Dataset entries
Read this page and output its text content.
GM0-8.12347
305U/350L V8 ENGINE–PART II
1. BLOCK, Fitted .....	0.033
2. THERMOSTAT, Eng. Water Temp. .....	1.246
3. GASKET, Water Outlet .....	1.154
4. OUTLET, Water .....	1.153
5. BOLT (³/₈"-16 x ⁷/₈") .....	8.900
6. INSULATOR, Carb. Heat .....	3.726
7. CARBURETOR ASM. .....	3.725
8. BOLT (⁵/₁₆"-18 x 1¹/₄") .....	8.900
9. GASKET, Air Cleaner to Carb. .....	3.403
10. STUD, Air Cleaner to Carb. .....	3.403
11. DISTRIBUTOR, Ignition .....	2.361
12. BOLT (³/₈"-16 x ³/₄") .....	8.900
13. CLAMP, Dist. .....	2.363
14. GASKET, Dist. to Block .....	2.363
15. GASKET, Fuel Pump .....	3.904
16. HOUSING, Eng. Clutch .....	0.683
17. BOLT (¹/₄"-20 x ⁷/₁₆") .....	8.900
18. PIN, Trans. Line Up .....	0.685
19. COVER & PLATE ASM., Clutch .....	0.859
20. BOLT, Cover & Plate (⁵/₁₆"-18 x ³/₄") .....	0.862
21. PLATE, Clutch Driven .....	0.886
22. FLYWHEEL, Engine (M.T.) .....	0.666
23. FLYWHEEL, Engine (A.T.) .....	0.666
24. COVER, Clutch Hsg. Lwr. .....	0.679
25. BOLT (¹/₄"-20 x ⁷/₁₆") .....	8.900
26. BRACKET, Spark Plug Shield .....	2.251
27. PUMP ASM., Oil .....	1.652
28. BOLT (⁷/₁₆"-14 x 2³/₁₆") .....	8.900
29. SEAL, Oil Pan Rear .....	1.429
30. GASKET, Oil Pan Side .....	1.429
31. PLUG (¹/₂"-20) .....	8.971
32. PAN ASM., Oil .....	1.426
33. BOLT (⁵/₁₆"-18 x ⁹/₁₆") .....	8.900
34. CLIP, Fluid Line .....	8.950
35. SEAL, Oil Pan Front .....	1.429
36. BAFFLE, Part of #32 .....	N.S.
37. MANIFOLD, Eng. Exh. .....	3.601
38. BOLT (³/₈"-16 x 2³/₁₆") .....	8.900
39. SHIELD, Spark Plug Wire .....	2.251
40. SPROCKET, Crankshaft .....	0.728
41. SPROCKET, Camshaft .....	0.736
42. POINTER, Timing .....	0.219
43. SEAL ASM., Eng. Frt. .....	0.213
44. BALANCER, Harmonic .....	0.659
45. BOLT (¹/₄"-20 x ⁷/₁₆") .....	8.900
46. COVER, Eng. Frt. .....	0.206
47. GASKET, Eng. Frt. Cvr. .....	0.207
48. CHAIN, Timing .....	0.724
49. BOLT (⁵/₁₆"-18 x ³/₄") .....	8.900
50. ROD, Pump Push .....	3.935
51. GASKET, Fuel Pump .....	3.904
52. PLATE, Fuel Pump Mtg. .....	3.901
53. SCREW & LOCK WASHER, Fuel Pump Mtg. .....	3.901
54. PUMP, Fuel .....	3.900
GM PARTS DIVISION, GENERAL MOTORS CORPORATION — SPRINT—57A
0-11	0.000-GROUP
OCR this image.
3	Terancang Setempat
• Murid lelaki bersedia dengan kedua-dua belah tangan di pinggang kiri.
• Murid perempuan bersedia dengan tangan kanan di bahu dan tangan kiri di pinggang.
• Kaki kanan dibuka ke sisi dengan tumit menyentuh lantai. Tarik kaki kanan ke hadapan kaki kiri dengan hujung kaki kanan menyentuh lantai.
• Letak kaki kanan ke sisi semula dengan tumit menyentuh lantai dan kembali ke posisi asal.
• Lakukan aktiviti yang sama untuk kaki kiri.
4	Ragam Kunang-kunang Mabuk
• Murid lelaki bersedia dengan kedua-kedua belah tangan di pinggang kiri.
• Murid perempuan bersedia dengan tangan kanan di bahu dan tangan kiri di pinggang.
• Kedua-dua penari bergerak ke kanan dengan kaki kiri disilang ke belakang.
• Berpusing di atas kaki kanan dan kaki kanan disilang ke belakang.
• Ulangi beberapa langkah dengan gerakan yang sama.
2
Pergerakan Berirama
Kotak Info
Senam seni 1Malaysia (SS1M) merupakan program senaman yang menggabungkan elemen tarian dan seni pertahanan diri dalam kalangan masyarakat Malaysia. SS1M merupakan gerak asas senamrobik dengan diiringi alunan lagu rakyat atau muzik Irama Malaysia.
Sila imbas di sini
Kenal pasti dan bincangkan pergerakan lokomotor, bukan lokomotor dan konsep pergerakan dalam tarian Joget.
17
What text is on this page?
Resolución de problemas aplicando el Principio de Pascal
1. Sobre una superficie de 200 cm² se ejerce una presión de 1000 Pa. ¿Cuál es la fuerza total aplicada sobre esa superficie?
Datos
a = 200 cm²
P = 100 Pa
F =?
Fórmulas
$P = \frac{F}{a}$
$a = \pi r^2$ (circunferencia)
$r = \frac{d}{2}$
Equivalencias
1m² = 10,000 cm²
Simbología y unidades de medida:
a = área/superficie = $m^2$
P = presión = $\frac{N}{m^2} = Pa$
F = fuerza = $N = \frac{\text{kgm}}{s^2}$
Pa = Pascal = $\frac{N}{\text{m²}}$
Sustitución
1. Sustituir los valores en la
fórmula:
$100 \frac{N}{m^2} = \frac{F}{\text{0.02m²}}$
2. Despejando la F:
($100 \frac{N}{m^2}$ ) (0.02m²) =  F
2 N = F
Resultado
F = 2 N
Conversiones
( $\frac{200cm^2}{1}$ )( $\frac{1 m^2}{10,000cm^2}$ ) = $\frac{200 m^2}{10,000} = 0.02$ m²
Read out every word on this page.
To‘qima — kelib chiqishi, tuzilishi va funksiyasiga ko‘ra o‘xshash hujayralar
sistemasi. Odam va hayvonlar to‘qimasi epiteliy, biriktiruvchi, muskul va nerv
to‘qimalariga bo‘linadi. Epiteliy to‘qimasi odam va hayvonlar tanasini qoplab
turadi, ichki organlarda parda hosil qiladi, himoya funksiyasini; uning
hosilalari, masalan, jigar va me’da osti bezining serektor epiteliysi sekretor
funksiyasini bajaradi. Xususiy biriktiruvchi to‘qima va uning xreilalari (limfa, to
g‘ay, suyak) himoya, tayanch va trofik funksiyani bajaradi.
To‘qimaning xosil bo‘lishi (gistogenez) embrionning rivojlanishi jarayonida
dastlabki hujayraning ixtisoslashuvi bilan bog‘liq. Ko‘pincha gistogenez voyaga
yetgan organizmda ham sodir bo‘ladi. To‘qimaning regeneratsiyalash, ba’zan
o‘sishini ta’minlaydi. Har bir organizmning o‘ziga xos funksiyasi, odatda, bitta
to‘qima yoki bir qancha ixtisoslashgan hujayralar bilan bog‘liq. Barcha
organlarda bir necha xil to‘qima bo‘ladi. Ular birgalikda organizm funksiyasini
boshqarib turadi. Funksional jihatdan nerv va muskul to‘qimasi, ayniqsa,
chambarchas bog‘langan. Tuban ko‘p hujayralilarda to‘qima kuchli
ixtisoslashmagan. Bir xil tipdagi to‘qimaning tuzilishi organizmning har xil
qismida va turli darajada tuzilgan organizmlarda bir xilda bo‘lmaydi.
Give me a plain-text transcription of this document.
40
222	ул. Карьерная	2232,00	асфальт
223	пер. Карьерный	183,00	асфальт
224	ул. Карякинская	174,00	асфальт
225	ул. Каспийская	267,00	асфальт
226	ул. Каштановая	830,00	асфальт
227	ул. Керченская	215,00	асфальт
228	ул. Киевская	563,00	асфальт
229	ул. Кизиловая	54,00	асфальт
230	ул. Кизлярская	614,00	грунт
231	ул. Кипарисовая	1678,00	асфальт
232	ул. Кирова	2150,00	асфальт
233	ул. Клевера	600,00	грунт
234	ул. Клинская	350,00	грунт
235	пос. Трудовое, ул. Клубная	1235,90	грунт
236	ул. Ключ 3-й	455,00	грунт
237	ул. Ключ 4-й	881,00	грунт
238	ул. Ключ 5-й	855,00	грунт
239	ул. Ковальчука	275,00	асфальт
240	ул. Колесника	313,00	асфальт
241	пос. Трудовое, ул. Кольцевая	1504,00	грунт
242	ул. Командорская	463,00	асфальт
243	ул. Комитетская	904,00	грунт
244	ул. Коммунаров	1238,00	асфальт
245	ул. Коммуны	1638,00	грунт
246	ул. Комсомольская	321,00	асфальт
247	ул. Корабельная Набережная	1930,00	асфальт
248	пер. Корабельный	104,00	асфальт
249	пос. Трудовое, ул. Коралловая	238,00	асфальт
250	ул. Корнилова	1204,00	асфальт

### Written exercise:
Find the count of lines in the data above where the string "menyentuh" occurs. Provide that number alone.

### Full output:
2